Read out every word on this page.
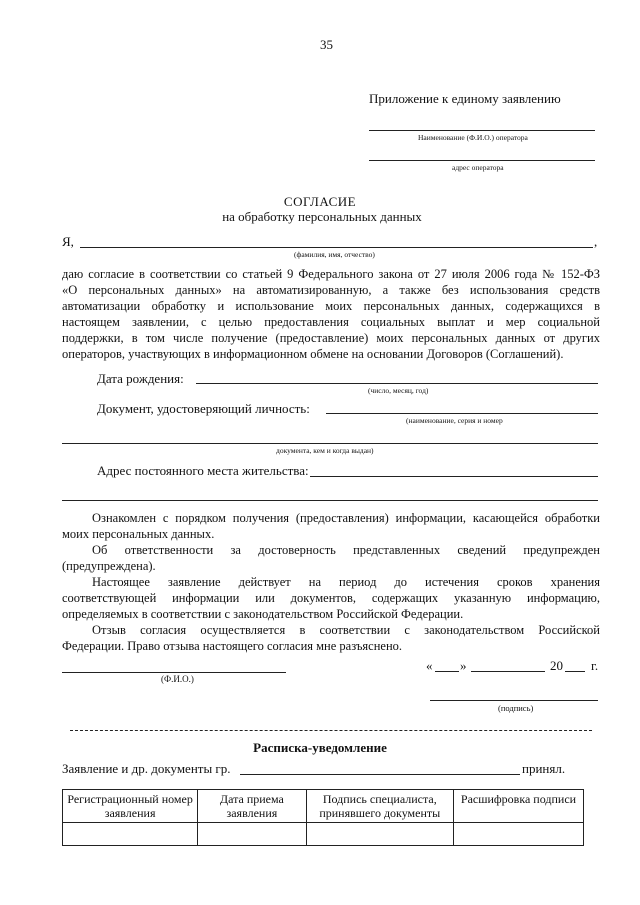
35
Приложение к единому заявлению
Наименование (Ф.И.О.) оператора
адрес оператора
СОГЛАСИЕ
на обработку персональных данных
Я,	,
(фамилия, имя, отчество)

даю согласие в соответствии со статьей 9 Федерального закона от 27 июля 2006 года № 152-ФЗ

«О персональных данных» на автоматизированную, а также без использования средств

автоматизации обработку и использование моих персональных данных, содержащихся в

настоящем заявлении, с целью предоставления социальных выплат и мер социальной

поддержки, в том числе получение (предоставление) моих персональных данных от других

операторов, участвующих в информационном обмене на основании Договоров (Соглашений).

Дата рождения:
(число, месяц, год)
Документ, удостоверяющий личность:
(наименование, серия и номер
документа, кем и когда выдан)
Адрес постоянного места жительства:

Ознакомлен с порядком получения (предоставления) информации, касающейся обработки

моих персональных данных.

Об ответственности за достоверность представленных сведений предупрежден

(предупреждена).

Настоящее заявление действует на период до истечения сроков хранения

соответствующей информации или документов, содержащих указанную информацию,

определяемых в соответствии с законодательством Российской Федерации.

Отзыв согласия осуществляется в соответствии с законодательством Российской

Федерации. Право отзыва настоящего согласия мне разъяснено.

(Ф.И.О.)
« »	20 г.
(подпись)
Расписка-уведомление
Заявление и др. документы гр.	принял.
Регистрационный номер заявления	Дата приема заявления	Подпись специалиста, принявшего документы	Расшифровка подписи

+ + +

> Task
Transcribe the whole listing, character for character, but not its images.

> Response
Read out every word on this page.
35
Приложение к единому заявлению
Наименование (Ф.И.О.) оператора
адрес оператора
СОГЛАСИЕ
на обработку персональных данных
Я,	,
(фамилия, имя, отчество)

даю согласие в соответствии со статьей 9 Федерального закона от 27 июля 2006 года № 152-ФЗ

«О персональных данных» на автоматизированную, а также без использования средств

автоматизации обработку и использование моих персональных данных, содержащихся в

настоящем заявлении, с целью предоставления социальных выплат и мер социальной

поддержки, в том числе получение (предоставление) моих персональных данных от других

операторов, участвующих в информационном обмене на основании Договоров (Соглашений).

Дата рождения:
(число, месяц, год)
Документ, удостоверяющий личность:
(наименование, серия и номер
документа, кем и когда выдан)
Адрес постоянного места жительства:

Ознакомлен с порядком получения (предоставления) информации, касающейся обработки

моих персональных данных.

Об ответственности за достоверность представленных сведений предупрежден

(предупреждена).

Настоящее заявление действует на период до истечения сроков хранения

соответствующей информации или документов, содержащих указанную информацию,

определяемых в соответствии с законодательством Российской Федерации.

Отзыв согласия осуществляется в соответствии с законодательством Российской

Федерации. Право отзыва настоящего согласия мне разъяснено.

(Ф.И.О.)
« »	20 г.
(подпись)
Расписка-уведомление
Заявление и др. документы гр.	принял.
Регистрационный номер заявления	Дата приема заявления	Подпись специалиста, принявшего документы	Расшифровка подписи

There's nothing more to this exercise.